* Records

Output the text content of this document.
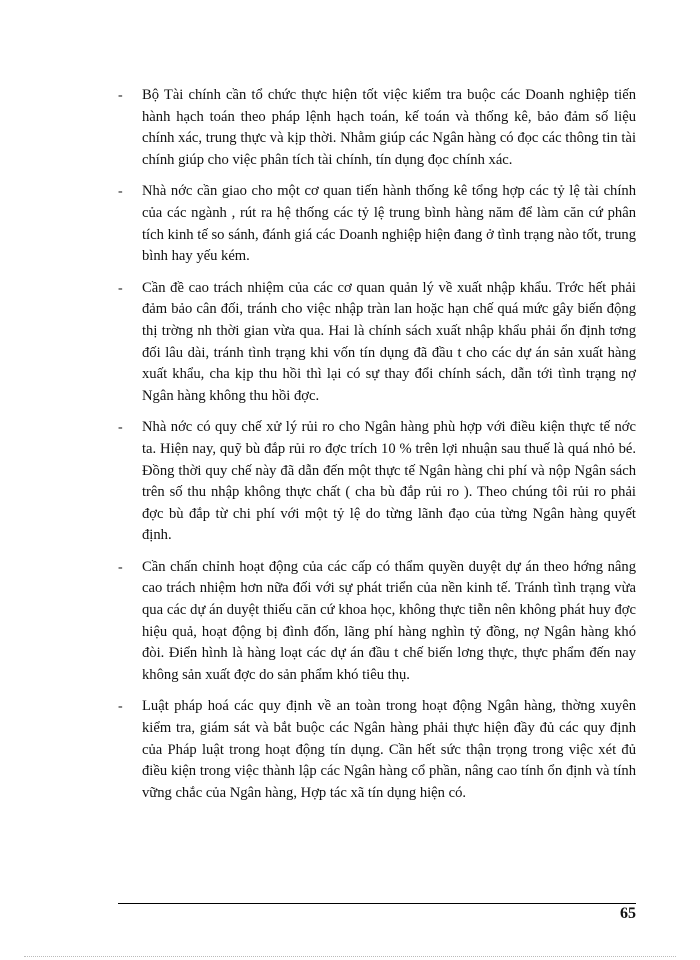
- Bộ Tài chính cần tổ chức thực hiện tốt việc kiểm tra buộc các Doanh nghiệp tiến hành hạch toán theo pháp lệnh hạch toán, kế toán và thống kê, bảo đảm số liệu chính xác, trung thực và kịp thời. Nhằm giúp các Ngân hàng có đọc các thông tin tài chính giúp cho việc phân tích tài chính, tín dụng đọc chính xác.

- Nhà nớc cần giao cho một cơ quan tiến hành thống kê tổng hợp các tỷ lệ tài chính của các ngành , rút ra hệ thống các tỷ lệ trung bình hàng năm để làm căn cứ phân tích kinh tế so sánh, đánh giá các Doanh nghiệp hiện đang ở tình trạng nào tốt, trung bình hay yếu kém.

- Cần đề cao trách nhiệm của các cơ quan quản lý về xuất nhập khẩu. Trớc hết phải đảm bảo cân đối, tránh cho việc nhập tràn lan hoặc hạn chế quá mức gây biến động thị trờng nh thời gian vừa qua. Hai là chính sách xuất nhập khẩu phải ổn định tơng đối lâu dài, tránh tình trạng khi vốn tín dụng đã đầu t cho các dự án sản xuất hàng xuất khẩu, cha kịp thu hồi thì lại có sự thay đổi chính sách, dẫn tới tình trạng nợ Ngân hàng không thu hồi đợc.

- Nhà nớc có quy chế xử lý rủi ro cho Ngân hàng phù hợp với điều kiện thực tế nớc ta. Hiện nay, quỹ bù đắp rủi ro đợc trích 10 % trên lợi nhuận sau thuế là quá nhỏ bé. Đồng thời quy chế này đã dẫn đến một thực tế Ngân hàng chi phí và nộp Ngân sách trên số thu nhập không thực chất ( cha bù đắp rủi ro ). Theo chúng tôi rủi ro phải đợc bù đắp từ chi phí với một tỷ lệ do từng lãnh đạo của từng Ngân hàng quyết định.

- Cần chấn chỉnh hoạt động của các cấp có thẩm quyền duyệt dự án theo hớng nâng cao trách nhiệm hơn nữa đối với sự phát triển của nền kinh tế. Tránh tình trạng vừa qua các dự án duyệt thiếu căn cứ khoa học, không thực tiễn nên không phát huy đợc hiệu quả, hoạt động bị đình đốn, lãng phí hàng nghìn tỷ đồng, nợ Ngân hàng khó đòi. Điển hình là hàng loạt các dự án đầu t chế biến lơng thực, thực phẩm đến nay không sản xuất đợc do sản phẩm khó tiêu thụ.

- Luật pháp hoá các quy định về an toàn trong hoạt động Ngân hàng, thờng xuyên kiểm tra, giám sát và bắt buộc các Ngân hàng phải thực hiện đầy đủ các quy định của Pháp luật trong hoạt động tín dụng. Cần hết sức thận trọng trong việc xét đủ điều kiện trong việc thành lập các Ngân hàng cổ phần, nâng cao tính ổn định và tính vững chắc của Ngân hàng, Hợp tác xã tín dụng hiện có.

65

* Given instruction
The records above should be reproduced exactly, with no pictures included.

* Problem solution
Output the text content of this document.
- Bộ Tài chính cần tổ chức thực hiện tốt việc kiểm tra buộc các Doanh nghiệp tiến hành hạch toán theo pháp lệnh hạch toán, kế toán và thống kê, bảo đảm số liệu chính xác, trung thực và kịp thời. Nhằm giúp các Ngân hàng có đọc các thông tin tài chính giúp cho việc phân tích tài chính, tín dụng đọc chính xác.

- Nhà nớc cần giao cho một cơ quan tiến hành thống kê tổng hợp các tỷ lệ tài chính của các ngành , rút ra hệ thống các tỷ lệ trung bình hàng năm để làm căn cứ phân tích kinh tế so sánh, đánh giá các Doanh nghiệp hiện đang ở tình trạng nào tốt, trung bình hay yếu kém.

- Cần đề cao trách nhiệm của các cơ quan quản lý về xuất nhập khẩu. Trớc hết phải đảm bảo cân đối, tránh cho việc nhập tràn lan hoặc hạn chế quá mức gây biến động thị trờng nh thời gian vừa qua. Hai là chính sách xuất nhập khẩu phải ổn định tơng đối lâu dài, tránh tình trạng khi vốn tín dụng đã đầu t cho các dự án sản xuất hàng xuất khẩu, cha kịp thu hồi thì lại có sự thay đổi chính sách, dẫn tới tình trạng nợ Ngân hàng không thu hồi đợc.

- Nhà nớc có quy chế xử lý rủi ro cho Ngân hàng phù hợp với điều kiện thực tế nớc ta. Hiện nay, quỹ bù đắp rủi ro đợc trích 10 % trên lợi nhuận sau thuế là quá nhỏ bé. Đồng thời quy chế này đã dẫn đến một thực tế Ngân hàng chi phí và nộp Ngân sách trên số thu nhập không thực chất ( cha bù đắp rủi ro ). Theo chúng tôi rủi ro phải đợc bù đắp từ chi phí với một tỷ lệ do từng lãnh đạo của từng Ngân hàng quyết định.

- Cần chấn chỉnh hoạt động của các cấp có thẩm quyền duyệt dự án theo hớng nâng cao trách nhiệm hơn nữa đối với sự phát triển của nền kinh tế. Tránh tình trạng vừa qua các dự án duyệt thiếu căn cứ khoa học, không thực tiễn nên không phát huy đợc hiệu quả, hoạt động bị đình đốn, lãng phí hàng nghìn tỷ đồng, nợ Ngân hàng khó đòi. Điển hình là hàng loạt các dự án đầu t chế biến lơng thực, thực phẩm đến nay không sản xuất đợc do sản phẩm khó tiêu thụ.

- Luật pháp hoá các quy định về an toàn trong hoạt động Ngân hàng, thờng xuyên kiểm tra, giám sát và bắt buộc các Ngân hàng phải thực hiện đầy đủ các quy định của Pháp luật trong hoạt động tín dụng. Cần hết sức thận trọng trong việc xét đủ điều kiện trong việc thành lập các Ngân hàng cổ phần, nâng cao tính ổn định và tính vững chắc của Ngân hàng, Hợp tác xã tín dụng hiện có.

65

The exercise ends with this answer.